== Provided data

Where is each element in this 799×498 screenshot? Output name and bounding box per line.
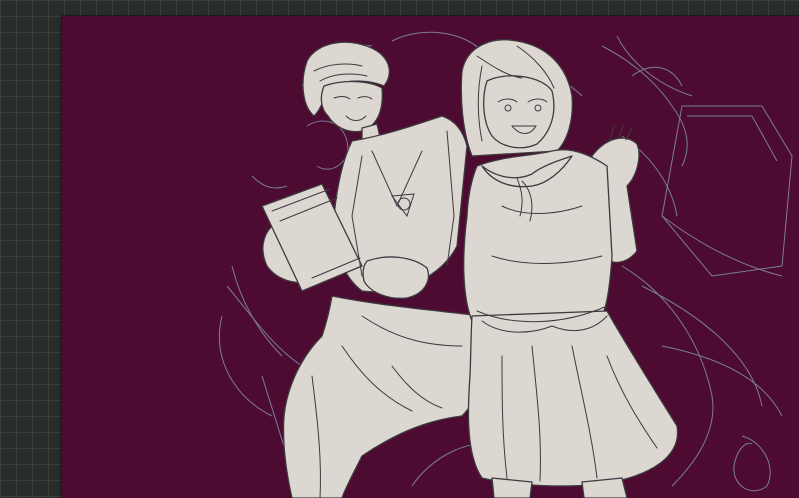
artwork[interactable] (62, 16, 799, 498)
woman-face (483, 75, 555, 149)
drawing-canvas[interactable] (62, 16, 799, 498)
canvas-workspace[interactable] (0, 0, 799, 498)
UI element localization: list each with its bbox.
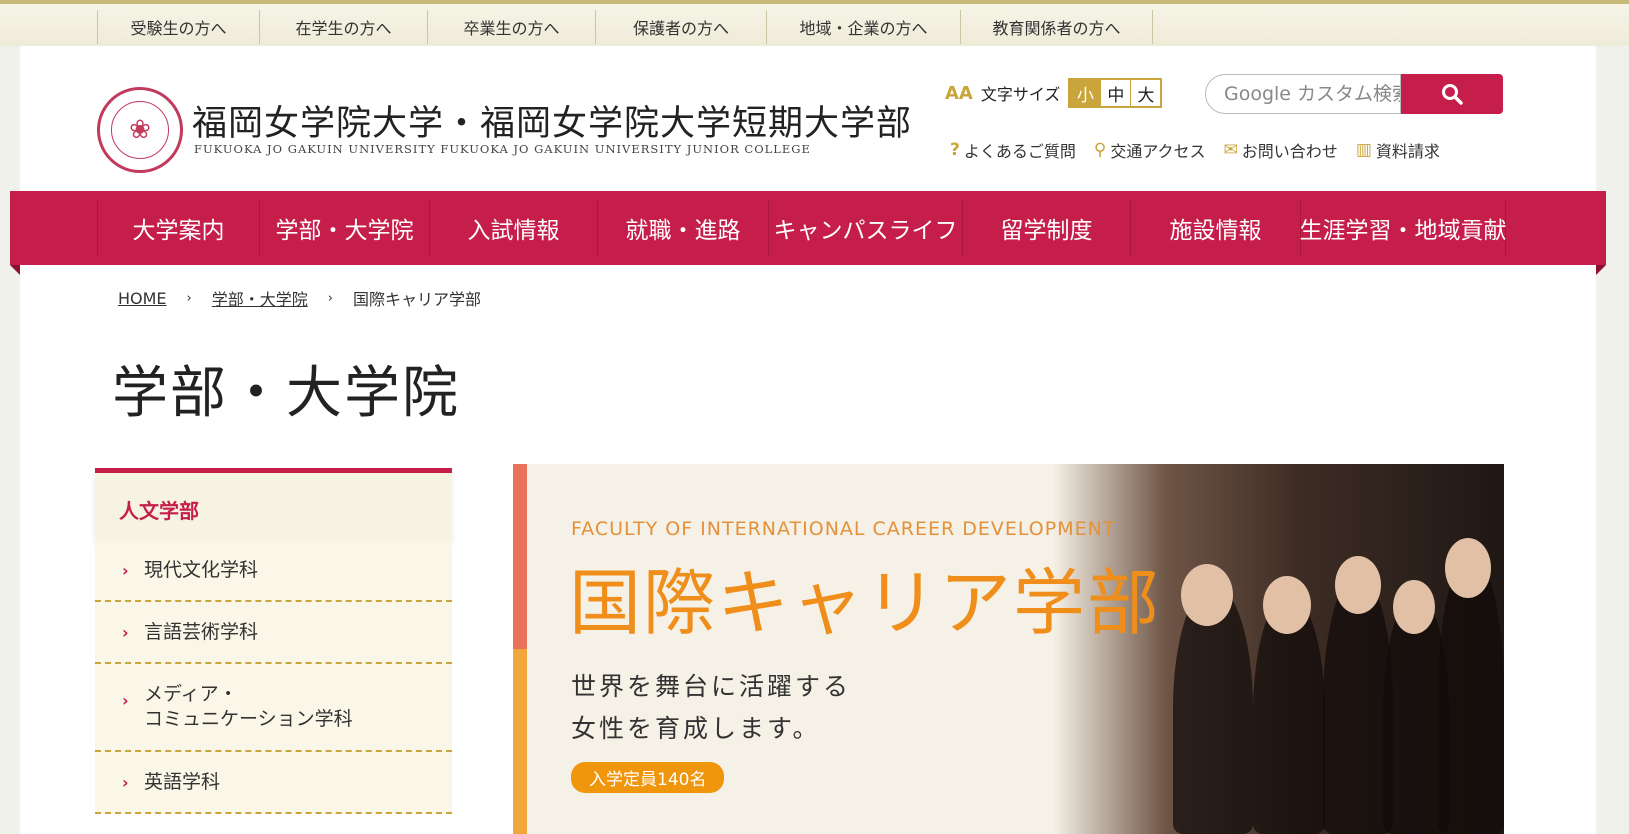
sidebar-item-label: 現代文化学科: [144, 558, 259, 581]
chevron-right-icon: ›: [122, 560, 129, 580]
chevron-right-icon: ›: [186, 290, 192, 306]
site-subtitle: FUKUOKA JO GAKUIN UNIVERSITY FUKUOKA JO …: [194, 142, 811, 156]
site-search: [1205, 74, 1507, 114]
font-size-small-button[interactable]: 小: [1070, 80, 1101, 106]
audience-bar: 受験生の方へ 在学生の方へ 卒業生の方へ 保護者の方へ 地域・企業の方へ 教育関…: [0, 0, 1629, 46]
faq-link[interactable]: ? よくあるご質問: [950, 138, 1076, 162]
nav-item-study-abroad[interactable]: 留学制度: [962, 200, 1130, 256]
audience-link-label: 在学生の方へ: [295, 19, 392, 38]
chevron-right-icon: ›: [122, 622, 129, 642]
audience-link-label: 卒業生の方へ: [463, 19, 560, 38]
search-input[interactable]: [1205, 74, 1401, 114]
sidebar-item-language-arts[interactable]: › 言語芸術学科: [95, 602, 452, 664]
faculty-lead-text: 世界を舞台に活躍する 女性を育成します。: [571, 666, 851, 750]
nav-item-label: 入試情報: [467, 218, 560, 244]
nav-item-campus-life[interactable]: キャンパスライフ: [768, 200, 962, 256]
audience-link-community[interactable]: 地域・企業の方へ: [766, 10, 960, 44]
audience-link-educators[interactable]: 教育関係者の方へ: [960, 10, 1153, 44]
sidebar-heading[interactable]: 人文学部: [95, 468, 452, 540]
nav-item-about[interactable]: 大学案内: [97, 200, 259, 256]
contact-link[interactable]: ✉ お問い合わせ: [1224, 138, 1338, 162]
faculty-hero-banner: FACULTY OF INTERNATIONAL CAREER DEVELOPM…: [513, 464, 1504, 834]
audience-nav: 受験生の方へ 在学生の方へ 卒業生の方へ 保護者の方へ 地域・企業の方へ 教育関…: [97, 10, 1153, 44]
font-size-icon: AA: [945, 82, 973, 104]
question-icon: ?: [950, 140, 960, 160]
brochure-link[interactable]: ▥ 資料請求: [1356, 138, 1440, 162]
book-icon: ▥: [1355, 140, 1372, 160]
font-size-label: 文字サイズ: [980, 85, 1061, 104]
chevron-right-icon: ›: [122, 691, 129, 710]
sidebar-item-english[interactable]: › 英語学科: [95, 752, 452, 814]
audience-link-parents[interactable]: 保護者の方へ: [595, 10, 766, 44]
audience-link-applicants[interactable]: 受験生の方へ: [97, 10, 259, 44]
faq-link-label: よくあるご質問: [963, 142, 1076, 161]
contact-link-label: お問い合わせ: [1241, 142, 1338, 161]
quick-links: ? よくあるご質問 ⚲ 交通アクセス ✉ お問い合わせ ▥ 資料請求: [950, 138, 1440, 162]
audience-link-label: 受験生の方へ: [130, 19, 227, 38]
font-size-large-button[interactable]: 大: [1130, 80, 1160, 106]
nav-fold-left: [10, 265, 20, 275]
site-title[interactable]: 福岡女学院大学・福岡女学院大学短期大学部: [192, 95, 912, 146]
lead-line: 女性を育成します。: [571, 714, 821, 743]
chevron-right-icon: ›: [327, 290, 333, 306]
audience-link-alumni[interactable]: 卒業生の方へ: [427, 10, 595, 44]
sidebar-item-label: 言語芸術学科: [144, 620, 259, 643]
audience-link-label: 教育関係者の方へ: [992, 19, 1121, 38]
nav-item-label: 留学制度: [1000, 218, 1093, 244]
brochure-link-label: 資料請求: [1375, 142, 1440, 161]
faculty-english-title: FACULTY OF INTERNATIONAL CAREER DEVELOPM…: [571, 518, 1116, 540]
audience-link-label: 地域・企業の方へ: [799, 19, 928, 38]
chevron-right-icon: ›: [122, 772, 129, 792]
page-title: 学部・大学院: [112, 361, 460, 426]
breadcrumb-home-link[interactable]: HOME: [118, 289, 167, 308]
audience-link-students[interactable]: 在学生の方へ: [259, 10, 427, 44]
faculty-japanese-title: 国際キャリア学部: [569, 561, 1162, 645]
audience-link-label: 保護者の方へ: [632, 19, 729, 38]
nav-item-label: キャンパスライフ: [773, 218, 958, 244]
university-seal-logo[interactable]: ❀: [97, 87, 183, 173]
font-size-switcher: AA 文字サイズ 小 中 大: [945, 78, 1163, 108]
nav-item-facilities[interactable]: 施設情報: [1130, 200, 1300, 256]
search-button[interactable]: [1401, 74, 1503, 114]
students-photo: [1053, 464, 1504, 834]
sidebar-item-contemporary-culture[interactable]: › 現代文化学科: [95, 540, 452, 602]
nav-item-lifelong-learning[interactable]: 生涯学習・地域貢献: [1299, 200, 1507, 256]
nav-item-label: 施設情報: [1169, 218, 1262, 244]
access-link[interactable]: ⚲ 交通アクセス: [1094, 138, 1206, 162]
sidebar-item-media-communication[interactable]: › メディア・ コミュニケーション学科: [95, 664, 452, 752]
nav-fold-right: [1596, 265, 1606, 275]
breadcrumb: HOME › 学部・大学院 › 国際キャリア学部: [118, 286, 481, 310]
main-nav: 大学案内 学部・大学院 入試情報 就職・進路 キャンパスライフ 留学制度 施設情…: [10, 191, 1606, 265]
nav-item-label: 大学案内: [132, 218, 225, 244]
nav-item-faculties[interactable]: 学部・大学院: [259, 200, 429, 256]
nav-item-admissions[interactable]: 入試情報: [429, 200, 597, 256]
sidebar-menu: 人文学部 › 現代文化学科 › 言語芸術学科 › メディア・ コミュニケーション…: [95, 468, 452, 814]
breadcrumb-current: 国際キャリア学部: [352, 290, 481, 309]
map-pin-icon: ⚲: [1093, 140, 1107, 160]
nav-item-label: 就職・進路: [625, 218, 741, 244]
sidebar-item-label: 英語学科: [144, 770, 221, 793]
capacity-badge: 入学定員140名: [571, 762, 725, 793]
nav-item-label: 生涯学習・地域貢献: [1299, 218, 1507, 244]
sidebar-item-label: メディア・ コミュニケーション学科: [144, 683, 353, 730]
nav-item-careers[interactable]: 就職・進路: [597, 200, 768, 256]
access-link-label: 交通アクセス: [1110, 142, 1206, 161]
breadcrumb-section-link[interactable]: 学部・大学院: [212, 286, 308, 310]
nav-item-label: 学部・大学院: [275, 218, 414, 244]
mail-icon: ✉: [1223, 140, 1238, 160]
accent-bar: [513, 649, 527, 834]
seal-emblem-icon: ❀: [111, 101, 169, 159]
accent-bar: [513, 464, 527, 649]
font-size-medium-button[interactable]: 中: [1100, 80, 1130, 106]
search-icon: [1442, 84, 1463, 105]
lead-line: 世界を舞台に活躍する: [571, 672, 852, 701]
font-size-options: 小 中 大: [1068, 78, 1163, 108]
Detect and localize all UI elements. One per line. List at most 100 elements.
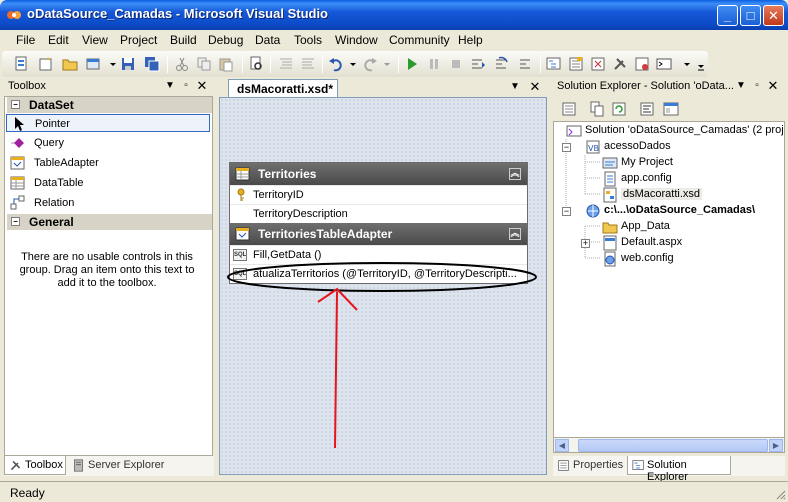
menu-data[interactable]: Data: [255, 33, 280, 47]
stop-icon[interactable]: [448, 56, 464, 72]
save-icon[interactable]: [120, 56, 136, 72]
tab-solution-explorer[interactable]: Solution Explorer: [627, 456, 731, 483]
collapse-icon[interactable]: ︽: [509, 228, 521, 240]
solution-explorer-tree: Solution 'oDataSource_Camadas' (2 projec…: [553, 121, 785, 453]
dataset-designer-surface[interactable]: [219, 97, 547, 475]
uncomment-icon[interactable]: [300, 56, 316, 72]
copy-icon[interactable]: [196, 56, 212, 72]
tab-server-explorer[interactable]: Server Explorer: [68, 456, 168, 475]
maximize-button[interactable]: □: [740, 5, 761, 26]
collapse-icon[interactable]: −: [11, 100, 20, 109]
active-files-dropdown-icon[interactable]: ▼: [509, 81, 521, 93]
show-all-files-icon[interactable]: [589, 101, 605, 117]
solution-explorer-title: Solution Explorer - Solution 'oData...: [557, 80, 734, 92]
close-icon[interactable]: ✕: [196, 79, 208, 92]
toolbar-separator: [540, 55, 541, 73]
undo-dropdown-icon[interactable]: [346, 56, 362, 72]
properties-icon[interactable]: [561, 101, 577, 117]
config-file-icon: [604, 251, 616, 267]
toolbox-item-datatable[interactable]: DataTable: [6, 174, 210, 192]
properties-window-icon[interactable]: [568, 56, 584, 72]
redo-dropdown-icon[interactable]: [380, 56, 396, 72]
toolbox-empty-message: There are no usable controls in this gro…: [19, 251, 195, 289]
menu-build[interactable]: Build: [170, 33, 197, 47]
column-row[interactable]: TerritoryID: [230, 185, 527, 204]
collapse-icon[interactable]: −: [11, 217, 20, 226]
view-code-icon[interactable]: [639, 101, 655, 117]
resize-grip-icon[interactable]: [774, 488, 786, 500]
tableadapter-header[interactable]: TerritoriesTableAdapter ︽: [230, 223, 527, 245]
query-method-row[interactable]: SQL Fill,GetData (): [230, 245, 527, 264]
sql-icon: SQL: [233, 249, 247, 261]
datatable-territories[interactable]: Territories ︽ TerritoryID TerritoryDescr…: [229, 162, 528, 284]
menu-community[interactable]: Community: [389, 33, 450, 47]
toolbox-item-relation[interactable]: Relation: [6, 194, 210, 212]
new-project-icon[interactable]: [14, 56, 30, 72]
column-row[interactable]: TerritoryDescription: [230, 204, 527, 223]
add-new-item-icon[interactable]: [86, 56, 102, 72]
menu-help[interactable]: Help: [458, 33, 483, 47]
menu-project[interactable]: Project: [120, 33, 157, 47]
toolbox-item-tableadapter[interactable]: TableAdapter: [6, 154, 210, 172]
datatable-header[interactable]: Territories ︽: [230, 163, 527, 185]
save-all-icon[interactable]: [144, 56, 160, 72]
toolbar-overflow-icon[interactable]: [694, 56, 710, 72]
collapse-icon[interactable]: −: [562, 143, 571, 152]
pause-icon[interactable]: [426, 56, 442, 72]
toolbox-category-dataset[interactable]: − DataSet: [7, 97, 212, 113]
auto-hide-pin-icon[interactable]: ▫: [180, 80, 192, 92]
step-into-icon[interactable]: [470, 56, 486, 72]
status-bar: Ready: [0, 481, 788, 502]
tab-toolbox[interactable]: Toolbox: [4, 456, 66, 475]
menu-window[interactable]: Window: [335, 33, 378, 47]
close-document-icon[interactable]: ✕: [529, 80, 541, 93]
auto-hide-pin-icon[interactable]: ▫: [751, 80, 763, 92]
comment-icon[interactable]: [278, 56, 294, 72]
right-panel-tabs: Properties Solution Explorer: [553, 456, 785, 483]
window-position-dropdown-icon[interactable]: ▼: [735, 80, 747, 92]
folder-icon: [602, 222, 618, 234]
add-item-icon[interactable]: [38, 56, 54, 72]
step-over-icon[interactable]: [494, 56, 510, 72]
collapse-icon[interactable]: ︽: [509, 168, 521, 180]
undo-icon[interactable]: [328, 56, 344, 72]
view-designer-icon[interactable]: [663, 101, 679, 117]
toolbar-separator: [167, 55, 168, 73]
cut-icon[interactable]: [174, 56, 190, 72]
start-page-icon[interactable]: [634, 56, 650, 72]
find-icon[interactable]: [248, 56, 264, 72]
scrollbar-thumb[interactable]: [578, 439, 768, 452]
tab-properties[interactable]: Properties: [553, 456, 625, 475]
open-file-icon[interactable]: [62, 56, 78, 72]
close-icon[interactable]: ✕: [767, 79, 779, 92]
collapse-icon[interactable]: −: [562, 207, 571, 216]
expand-icon[interactable]: +: [581, 239, 590, 248]
query-method-row[interactable]: SQL atualizaTerritorios (@TerritoryID, @…: [230, 264, 527, 283]
window-position-dropdown-icon[interactable]: ▼: [164, 80, 176, 92]
solution-explorer-toolbar: [553, 96, 785, 121]
tab-dsmacoratti-xsd[interactable]: dsMacoratti.xsd*: [228, 79, 338, 97]
solution-explorer-icon[interactable]: [546, 56, 562, 72]
close-button[interactable]: ✕: [763, 5, 784, 26]
command-window-icon[interactable]: [656, 56, 672, 72]
menu-tools[interactable]: Tools: [294, 33, 322, 47]
step-out-icon[interactable]: [518, 56, 534, 72]
scroll-right-arrow-icon[interactable]: ▶: [769, 439, 783, 452]
menu-edit[interactable]: Edit: [48, 33, 69, 47]
toolbox-icon[interactable]: [612, 56, 628, 72]
menu-file[interactable]: File: [16, 33, 35, 47]
toolbox-category-general[interactable]: − General: [7, 214, 212, 230]
horizontal-scrollbar[interactable]: ◀ ▶: [553, 437, 785, 453]
paste-icon[interactable]: [218, 56, 234, 72]
scroll-left-arrow-icon[interactable]: ◀: [555, 439, 569, 452]
start-debugging-icon[interactable]: [404, 56, 420, 72]
refresh-icon[interactable]: [611, 101, 627, 117]
title-bar: oDataSource_Camadas - Microsoft Visual S…: [0, 0, 788, 30]
toolbox-item-pointer[interactable]: Pointer: [6, 114, 210, 132]
menu-debug[interactable]: Debug: [208, 33, 243, 47]
toolbox-item-query[interactable]: Query: [6, 134, 210, 152]
object-browser-icon[interactable]: [590, 56, 606, 72]
menu-view[interactable]: View: [82, 33, 108, 47]
redo-icon[interactable]: [362, 56, 378, 72]
minimize-button[interactable]: _: [717, 5, 738, 26]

====

- [What to produce] Please retype everything in the listing from the line containing "sidebar-item-label: 現代文化学科: [144, 558, 259, 581]" down to the line containing "chevron-right-icon: ›: [122, 622, 129, 642]", both included.

- [Solution to this problem]
sidebar-item-label: 現代文化学科: [144, 558, 259, 581]
chevron-right-icon: ›: [122, 560, 129, 580]
chevron-right-icon: ›: [186, 290, 192, 306]
site-subtitle: FUKUOKA JO GAKUIN UNIVERSITY FUKUOKA JO …: [194, 142, 811, 156]
site-search: [1205, 74, 1507, 114]
font-size-small-button[interactable]: 小: [1070, 80, 1101, 106]
audience-bar: 受験生の方へ 在学生の方へ 卒業生の方へ 保護者の方へ 地域・企業の方へ 教育関…: [0, 0, 1629, 46]
faq-link[interactable]: ? よくあるご質問: [950, 138, 1076, 162]
nav-item-study-abroad[interactable]: 留学制度: [962, 200, 1130, 256]
audience-link-label: 在学生の方へ: [295, 19, 392, 38]
chevron-right-icon: ›: [122, 622, 129, 642]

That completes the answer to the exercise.